### [Objective]
Report every line in the listing that contains the string "title".

### [Records supplied]
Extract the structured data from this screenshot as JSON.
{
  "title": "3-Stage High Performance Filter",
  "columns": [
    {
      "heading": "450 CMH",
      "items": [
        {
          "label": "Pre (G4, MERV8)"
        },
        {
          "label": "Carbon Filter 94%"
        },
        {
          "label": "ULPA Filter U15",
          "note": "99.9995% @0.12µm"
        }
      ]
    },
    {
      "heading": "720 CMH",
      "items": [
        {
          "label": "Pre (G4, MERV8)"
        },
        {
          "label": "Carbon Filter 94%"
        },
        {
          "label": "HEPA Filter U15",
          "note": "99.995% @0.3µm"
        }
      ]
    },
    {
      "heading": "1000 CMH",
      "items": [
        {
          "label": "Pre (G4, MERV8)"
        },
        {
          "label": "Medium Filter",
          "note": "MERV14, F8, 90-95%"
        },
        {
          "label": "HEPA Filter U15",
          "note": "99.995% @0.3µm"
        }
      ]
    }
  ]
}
==
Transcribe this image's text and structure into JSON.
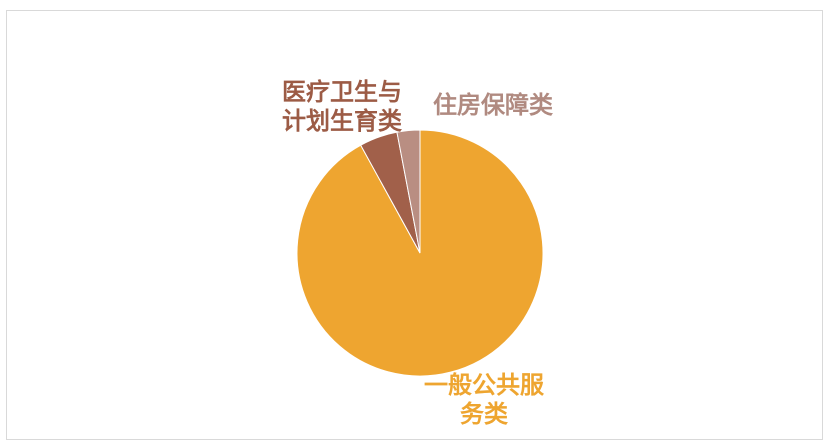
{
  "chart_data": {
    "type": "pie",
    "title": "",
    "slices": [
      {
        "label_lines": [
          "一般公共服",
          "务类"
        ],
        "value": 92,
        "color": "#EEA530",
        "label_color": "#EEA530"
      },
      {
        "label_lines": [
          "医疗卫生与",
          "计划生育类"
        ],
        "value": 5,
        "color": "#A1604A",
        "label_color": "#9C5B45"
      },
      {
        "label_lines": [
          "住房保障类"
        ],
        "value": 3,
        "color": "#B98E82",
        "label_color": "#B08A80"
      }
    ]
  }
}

### [Written response]
  "title": "3-Stage High Performance Filter",
    "title": "",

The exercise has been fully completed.